Set down every record once more, exactly as given.
┌─ Dataset rows
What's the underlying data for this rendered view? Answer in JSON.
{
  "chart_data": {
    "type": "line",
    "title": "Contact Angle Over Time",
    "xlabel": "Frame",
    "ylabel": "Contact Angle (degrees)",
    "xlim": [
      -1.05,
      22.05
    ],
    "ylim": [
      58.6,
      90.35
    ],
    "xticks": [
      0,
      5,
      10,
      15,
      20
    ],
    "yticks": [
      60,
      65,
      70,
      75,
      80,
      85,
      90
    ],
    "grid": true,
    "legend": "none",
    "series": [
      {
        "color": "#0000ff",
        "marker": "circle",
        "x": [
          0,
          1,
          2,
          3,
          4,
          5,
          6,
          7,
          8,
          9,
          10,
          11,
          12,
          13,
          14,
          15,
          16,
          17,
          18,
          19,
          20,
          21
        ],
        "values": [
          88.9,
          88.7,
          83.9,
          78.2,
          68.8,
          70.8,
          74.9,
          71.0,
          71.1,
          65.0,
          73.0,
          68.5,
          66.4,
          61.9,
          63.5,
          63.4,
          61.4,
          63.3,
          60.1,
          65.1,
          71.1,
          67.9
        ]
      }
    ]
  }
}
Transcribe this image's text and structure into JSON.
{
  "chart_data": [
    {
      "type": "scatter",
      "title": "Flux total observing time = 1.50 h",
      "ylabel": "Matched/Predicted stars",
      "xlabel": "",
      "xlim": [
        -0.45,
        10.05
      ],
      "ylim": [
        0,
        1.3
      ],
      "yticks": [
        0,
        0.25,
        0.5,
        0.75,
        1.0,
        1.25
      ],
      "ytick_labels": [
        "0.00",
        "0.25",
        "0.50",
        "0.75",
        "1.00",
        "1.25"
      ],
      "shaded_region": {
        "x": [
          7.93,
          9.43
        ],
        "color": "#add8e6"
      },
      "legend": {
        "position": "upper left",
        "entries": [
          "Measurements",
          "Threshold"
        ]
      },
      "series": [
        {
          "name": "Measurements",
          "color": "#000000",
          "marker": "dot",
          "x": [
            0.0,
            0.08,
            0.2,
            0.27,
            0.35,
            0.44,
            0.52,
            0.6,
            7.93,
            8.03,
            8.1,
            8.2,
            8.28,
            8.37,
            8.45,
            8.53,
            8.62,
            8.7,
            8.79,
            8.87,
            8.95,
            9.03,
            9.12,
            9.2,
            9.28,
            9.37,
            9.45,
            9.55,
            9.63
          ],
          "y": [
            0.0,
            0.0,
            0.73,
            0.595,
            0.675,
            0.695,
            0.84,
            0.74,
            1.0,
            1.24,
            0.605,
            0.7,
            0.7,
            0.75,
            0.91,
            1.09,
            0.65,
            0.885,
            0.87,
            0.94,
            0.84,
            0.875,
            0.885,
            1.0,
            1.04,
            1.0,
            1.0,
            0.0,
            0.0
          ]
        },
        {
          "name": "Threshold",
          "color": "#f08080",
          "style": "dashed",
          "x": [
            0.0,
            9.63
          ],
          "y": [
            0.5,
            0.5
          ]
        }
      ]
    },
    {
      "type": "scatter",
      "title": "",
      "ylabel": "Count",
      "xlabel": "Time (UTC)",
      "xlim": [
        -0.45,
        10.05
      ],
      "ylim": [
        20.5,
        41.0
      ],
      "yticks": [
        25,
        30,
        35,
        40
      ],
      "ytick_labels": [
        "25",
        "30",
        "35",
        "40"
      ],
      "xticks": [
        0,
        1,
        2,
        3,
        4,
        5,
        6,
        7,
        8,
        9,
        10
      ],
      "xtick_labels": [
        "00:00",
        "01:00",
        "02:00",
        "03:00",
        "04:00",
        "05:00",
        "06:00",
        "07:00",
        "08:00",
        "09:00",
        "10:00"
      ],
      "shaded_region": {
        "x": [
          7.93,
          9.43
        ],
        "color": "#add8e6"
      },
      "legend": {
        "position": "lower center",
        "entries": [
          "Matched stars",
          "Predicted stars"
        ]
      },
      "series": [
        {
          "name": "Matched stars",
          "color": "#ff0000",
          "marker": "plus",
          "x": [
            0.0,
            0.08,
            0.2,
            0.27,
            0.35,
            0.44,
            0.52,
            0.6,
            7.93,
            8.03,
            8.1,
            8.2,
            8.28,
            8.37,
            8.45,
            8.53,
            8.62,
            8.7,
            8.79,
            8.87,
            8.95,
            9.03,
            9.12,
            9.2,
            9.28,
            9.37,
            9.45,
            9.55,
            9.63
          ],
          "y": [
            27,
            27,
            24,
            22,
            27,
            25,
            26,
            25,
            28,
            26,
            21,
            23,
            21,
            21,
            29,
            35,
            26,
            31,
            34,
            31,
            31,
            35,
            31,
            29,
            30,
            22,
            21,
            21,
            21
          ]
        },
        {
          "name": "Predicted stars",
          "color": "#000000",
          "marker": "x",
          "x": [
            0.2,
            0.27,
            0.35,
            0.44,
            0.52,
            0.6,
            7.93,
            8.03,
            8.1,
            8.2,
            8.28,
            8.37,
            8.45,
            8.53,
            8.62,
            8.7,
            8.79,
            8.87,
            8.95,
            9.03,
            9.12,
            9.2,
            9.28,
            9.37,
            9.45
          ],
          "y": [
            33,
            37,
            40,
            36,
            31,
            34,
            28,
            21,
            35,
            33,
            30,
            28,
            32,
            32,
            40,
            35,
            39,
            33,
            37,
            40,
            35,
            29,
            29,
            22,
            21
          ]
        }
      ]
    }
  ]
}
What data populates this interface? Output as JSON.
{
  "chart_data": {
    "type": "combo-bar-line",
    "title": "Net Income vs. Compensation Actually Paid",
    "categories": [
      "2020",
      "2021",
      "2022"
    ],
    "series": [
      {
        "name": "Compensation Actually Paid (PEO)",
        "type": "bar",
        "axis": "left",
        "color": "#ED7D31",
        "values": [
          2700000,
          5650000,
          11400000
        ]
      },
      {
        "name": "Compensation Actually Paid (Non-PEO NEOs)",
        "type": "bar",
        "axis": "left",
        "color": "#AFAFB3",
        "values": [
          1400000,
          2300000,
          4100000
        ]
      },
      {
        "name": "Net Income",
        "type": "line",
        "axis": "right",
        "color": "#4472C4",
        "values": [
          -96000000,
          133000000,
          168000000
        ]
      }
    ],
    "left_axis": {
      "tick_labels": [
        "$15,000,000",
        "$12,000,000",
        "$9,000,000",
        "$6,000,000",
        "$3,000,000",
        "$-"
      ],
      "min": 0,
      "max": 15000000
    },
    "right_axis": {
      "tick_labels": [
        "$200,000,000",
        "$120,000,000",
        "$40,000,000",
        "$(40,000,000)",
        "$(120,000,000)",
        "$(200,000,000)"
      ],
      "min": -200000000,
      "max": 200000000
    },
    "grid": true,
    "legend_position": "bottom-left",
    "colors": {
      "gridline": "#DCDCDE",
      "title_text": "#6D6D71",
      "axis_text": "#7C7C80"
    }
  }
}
└─
**Solution for this task**
What's the underlying data for this rendered view? Answer in JSON.
{
  "chart_data": {
    "type": "line",
    "title": "Contact Angle Over Time",
    "xlabel": "Frame",
    "ylabel": "Contact Angle (degrees)",
    "xlim": [
      -1.05,
      22.05
    ],
    "ylim": [
      58.6,
      90.35
    ],
    "xticks": [
      0,
      5,
      10,
      15,
      20
    ],
    "yticks": [
      60,
      65,
      70,
      75,
      80,
      85,
      90
    ],
    "grid": true,
    "legend": "none",
    "series": [
      {
        "color": "#0000ff",
        "marker": "circle",
        "x": [
          0,
          1,
          2,
          3,
          4,
          5,
          6,
          7,
          8,
          9,
          10,
          11,
          12,
          13,
          14,
          15,
          16,
          17,
          18,
          19,
          20,
          21
        ],
        "values": [
          88.9,
          88.7,
          83.9,
          78.2,
          68.8,
          70.8,
          74.9,
          71.0,
          71.1,
          65.0,
          73.0,
          68.5,
          66.4,
          61.9,
          63.5,
          63.4,
          61.4,
          63.3,
          60.1,
          65.1,
          71.1,
          67.9
        ]
      }
    ]
  }
}
Transcribe this image's text and structure into JSON.
{
  "chart_data": [
    {
      "type": "scatter",
      "title": "Flux total observing time = 1.50 h",
      "ylabel": "Matched/Predicted stars",
      "xlabel": "",
      "xlim": [
        -0.45,
        10.05
      ],
      "ylim": [
        0,
        1.3
      ],
      "yticks": [
        0,
        0.25,
        0.5,
        0.75,
        1.0,
        1.25
      ],
      "ytick_labels": [
        "0.00",
        "0.25",
        "0.50",
        "0.75",
        "1.00",
        "1.25"
      ],
      "shaded_region": {
        "x": [
          7.93,
          9.43
        ],
        "color": "#add8e6"
      },
      "legend": {
        "position": "upper left",
        "entries": [
          "Measurements",
          "Threshold"
        ]
      },
      "series": [
        {
          "name": "Measurements",
          "color": "#000000",
          "marker": "dot",
          "x": [
            0.0,
            0.08,
            0.2,
            0.27,
            0.35,
            0.44,
            0.52,
            0.6,
            7.93,
            8.03,
            8.1,
            8.2,
            8.28,
            8.37,
            8.45,
            8.53,
            8.62,
            8.7,
            8.79,
            8.87,
            8.95,
            9.03,
            9.12,
            9.2,
            9.28,
            9.37,
            9.45,
            9.55,
            9.63
          ],
          "y": [
            0.0,
            0.0,
            0.73,
            0.595,
            0.675,
            0.695,
            0.84,
            0.74,
            1.0,
            1.24,
            0.605,
            0.7,
            0.7,
            0.75,
            0.91,
            1.09,
            0.65,
            0.885,
            0.87,
            0.94,
            0.84,
            0.875,
            0.885,
            1.0,
            1.04,
            1.0,
            1.0,
            0.0,
            0.0
          ]
        },
        {
          "name": "Threshold",
          "color": "#f08080",
          "style": "dashed",
          "x": [
            0.0,
            9.63
          ],
          "y": [
            0.5,
            0.5
          ]
        }
      ]
    },
    {
      "type": "scatter",
      "title": "",
      "ylabel": "Count",
      "xlabel": "Time (UTC)",
      "xlim": [
        -0.45,
        10.05
      ],
      "ylim": [
        20.5,
        41.0
      ],
      "yticks": [
        25,
        30,
        35,
        40
      ],
      "ytick_labels": [
        "25",
        "30",
        "35",
        "40"
      ],
      "xticks": [
        0,
        1,
        2,
        3,
        4,
        5,
        6,
        7,
        8,
        9,
        10
      ],
      "xtick_labels": [
        "00:00",
        "01:00",
        "02:00",
        "03:00",
        "04:00",
        "05:00",
        "06:00",
        "07:00",
        "08:00",
        "09:00",
        "10:00"
      ],
      "shaded_region": {
        "x": [
          7.93,
          9.43
        ],
        "color": "#add8e6"
      },
      "legend": {
        "position": "lower center",
        "entries": [
          "Matched stars",
          "Predicted stars"
        ]
      },
      "series": [
        {
          "name": "Matched stars",
          "color": "#ff0000",
          "marker": "plus",
          "x": [
            0.0,
            0.08,
            0.2,
            0.27,
            0.35,
            0.44,
            0.52,
            0.6,
            7.93,
            8.03,
            8.1,
            8.2,
            8.28,
            8.37,
            8.45,
            8.53,
            8.62,
            8.7,
            8.79,
            8.87,
            8.95,
            9.03,
            9.12,
            9.2,
            9.28,
            9.37,
            9.45,
            9.55,
            9.63
          ],
          "y": [
            27,
            27,
            24,
            22,
            27,
            25,
            26,
            25,
            28,
            26,
            21,
            23,
            21,
            21,
            29,
            35,
            26,
            31,
            34,
            31,
            31,
            35,
            31,
            29,
            30,
            22,
            21,
            21,
            21
          ]
        },
        {
          "name": "Predicted stars",
          "color": "#000000",
          "marker": "x",
          "x": [
            0.2,
            0.27,
            0.35,
            0.44,
            0.52,
            0.6,
            7.93,
            8.03,
            8.1,
            8.2,
            8.28,
            8.37,
            8.45,
            8.53,
            8.62,
            8.7,
            8.79,
            8.87,
            8.95,
            9.03,
            9.12,
            9.2,
            9.28,
            9.37,
            9.45
          ],
          "y": [
            33,
            37,
            40,
            36,
            31,
            34,
            28,
            21,
            35,
            33,
            30,
            28,
            32,
            32,
            40,
            35,
            39,
            33,
            37,
            40,
            35,
            29,
            29,
            22,
            21
          ]
        }
      ]
    }
  ]
}
What data populates this interface? Output as JSON.
{
  "chart_data": {
    "type": "combo-bar-line",
    "title": "Net Income vs. Compensation Actually Paid",
    "categories": [
      "2020",
      "2021",
      "2022"
    ],
    "series": [
      {
        "name": "Compensation Actually Paid (PEO)",
        "type": "bar",
        "axis": "left",
        "color": "#ED7D31",
        "values": [
          2700000,
          5650000,
          11400000
        ]
      },
      {
        "name": "Compensation Actually Paid (Non-PEO NEOs)",
        "type": "bar",
        "axis": "left",
        "color": "#AFAFB3",
        "values": [
          1400000,
          2300000,
          4100000
        ]
      },
      {
        "name": "Net Income",
        "type": "line",
        "axis": "right",
        "color": "#4472C4",
        "values": [
          -96000000,
          133000000,
          168000000
        ]
      }
    ],
    "left_axis": {
      "tick_labels": [
        "$15,000,000",
        "$12,000,000",
        "$9,000,000",
        "$6,000,000",
        "$3,000,000",
        "$-"
      ],
      "min": 0,
      "max": 15000000
    },
    "right_axis": {
      "tick_labels": [
        "$200,000,000",
        "$120,000,000",
        "$40,000,000",
        "$(40,000,000)",
        "$(120,000,000)",
        "$(200,000,000)"
      ],
      "min": -200000000,
      "max": 200000000
    },
    "grid": true,
    "legend_position": "bottom-left",
    "colors": {
      "gridline": "#DCDCDE",
      "title_text": "#6D6D71",
      "axis_text": "#7C7C80"
    }
  }
}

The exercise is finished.